**THE REQUEST**
From the line with "caret-down-icon[interactable] — [1321, 77, 1329, 82]" up to and including the line with "language-selector[interactable]: India - English", rewrite the records with "weekday-header" changed to "weekday-label" and everything else kept the same. Give only those lines.
▼▼▼
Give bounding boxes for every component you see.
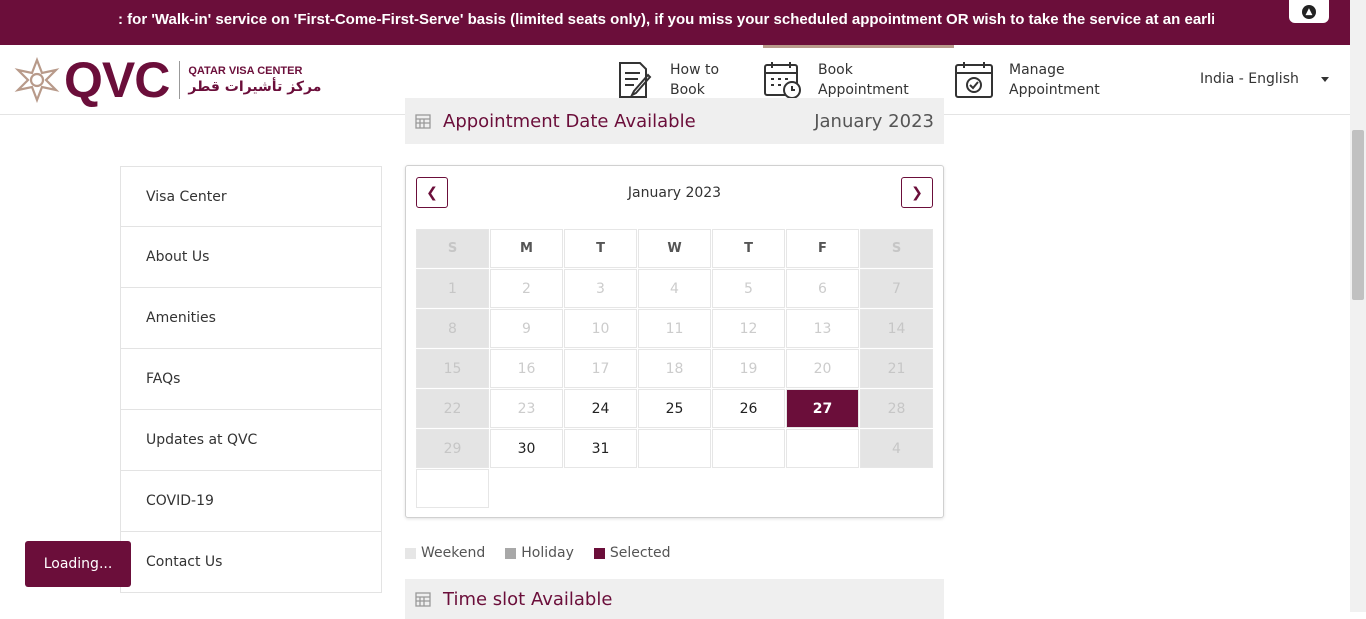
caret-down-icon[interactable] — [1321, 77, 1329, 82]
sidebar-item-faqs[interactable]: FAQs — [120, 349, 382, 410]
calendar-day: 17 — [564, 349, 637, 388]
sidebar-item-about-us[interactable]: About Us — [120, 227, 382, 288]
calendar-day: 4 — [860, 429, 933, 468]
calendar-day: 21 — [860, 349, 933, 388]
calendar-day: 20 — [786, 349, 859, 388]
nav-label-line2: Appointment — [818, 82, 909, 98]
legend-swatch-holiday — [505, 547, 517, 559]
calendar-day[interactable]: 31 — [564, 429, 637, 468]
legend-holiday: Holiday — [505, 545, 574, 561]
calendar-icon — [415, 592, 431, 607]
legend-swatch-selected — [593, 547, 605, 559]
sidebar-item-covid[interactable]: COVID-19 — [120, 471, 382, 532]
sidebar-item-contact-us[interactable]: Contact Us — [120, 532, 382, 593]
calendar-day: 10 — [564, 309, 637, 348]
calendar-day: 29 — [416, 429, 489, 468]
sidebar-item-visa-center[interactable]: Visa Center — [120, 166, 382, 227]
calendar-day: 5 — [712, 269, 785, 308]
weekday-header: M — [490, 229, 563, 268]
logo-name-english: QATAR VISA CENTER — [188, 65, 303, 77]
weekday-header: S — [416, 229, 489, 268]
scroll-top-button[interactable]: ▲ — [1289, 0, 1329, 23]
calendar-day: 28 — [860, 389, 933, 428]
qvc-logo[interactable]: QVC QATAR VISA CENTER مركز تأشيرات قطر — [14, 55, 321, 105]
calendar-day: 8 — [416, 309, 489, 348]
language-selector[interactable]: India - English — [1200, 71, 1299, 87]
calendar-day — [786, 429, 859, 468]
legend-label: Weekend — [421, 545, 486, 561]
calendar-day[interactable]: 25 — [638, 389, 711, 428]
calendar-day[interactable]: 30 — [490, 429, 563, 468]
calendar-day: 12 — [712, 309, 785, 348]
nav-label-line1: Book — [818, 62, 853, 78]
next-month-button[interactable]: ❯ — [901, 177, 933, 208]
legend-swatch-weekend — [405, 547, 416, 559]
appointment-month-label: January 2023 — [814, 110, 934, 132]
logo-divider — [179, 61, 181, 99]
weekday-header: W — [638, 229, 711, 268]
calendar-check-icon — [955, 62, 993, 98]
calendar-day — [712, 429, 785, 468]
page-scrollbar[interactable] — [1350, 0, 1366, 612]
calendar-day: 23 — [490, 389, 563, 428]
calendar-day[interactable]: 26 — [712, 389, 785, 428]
▲▲▲
**RESULT**
caret-down-icon[interactable] — [1321, 77, 1329, 82]
sidebar-item-faqs[interactable]: FAQs — [120, 349, 382, 410]
calendar-day: 17 — [564, 349, 637, 388]
sidebar-item-about-us[interactable]: About Us — [120, 227, 382, 288]
calendar-day: 4 — [860, 429, 933, 468]
calendar-day: 21 — [860, 349, 933, 388]
calendar-day: 20 — [786, 349, 859, 388]
nav-label-line2: Appointment — [818, 82, 909, 98]
legend-swatch-holiday — [505, 547, 517, 559]
calendar-day[interactable]: 31 — [564, 429, 637, 468]
legend-holiday: Holiday — [505, 545, 574, 561]
calendar-icon — [415, 592, 431, 607]
legend-swatch-selected — [593, 547, 605, 559]
sidebar-item-covid[interactable]: COVID-19 — [120, 471, 382, 532]
sidebar-item-contact-us[interactable]: Contact Us — [120, 532, 382, 593]
calendar-day: 10 — [564, 309, 637, 348]
calendar-day: 29 — [416, 429, 489, 468]
sidebar-item-visa-center[interactable]: Visa Center — [120, 166, 382, 227]
calendar-day: 5 — [712, 269, 785, 308]
weekday-label: M — [490, 229, 563, 268]
logo-name-english: QATAR VISA CENTER — [188, 65, 303, 77]
weekday-label: S — [416, 229, 489, 268]
scroll-top-button[interactable]: ▲ — [1289, 0, 1329, 23]
calendar-day: 28 — [860, 389, 933, 428]
qvc-logo[interactable]: QVC QATAR VISA CENTER مركز تأشيرات قطر — [14, 55, 321, 105]
calendar-day: 8 — [416, 309, 489, 348]
language-selector[interactable]: India - English — [1200, 71, 1299, 87]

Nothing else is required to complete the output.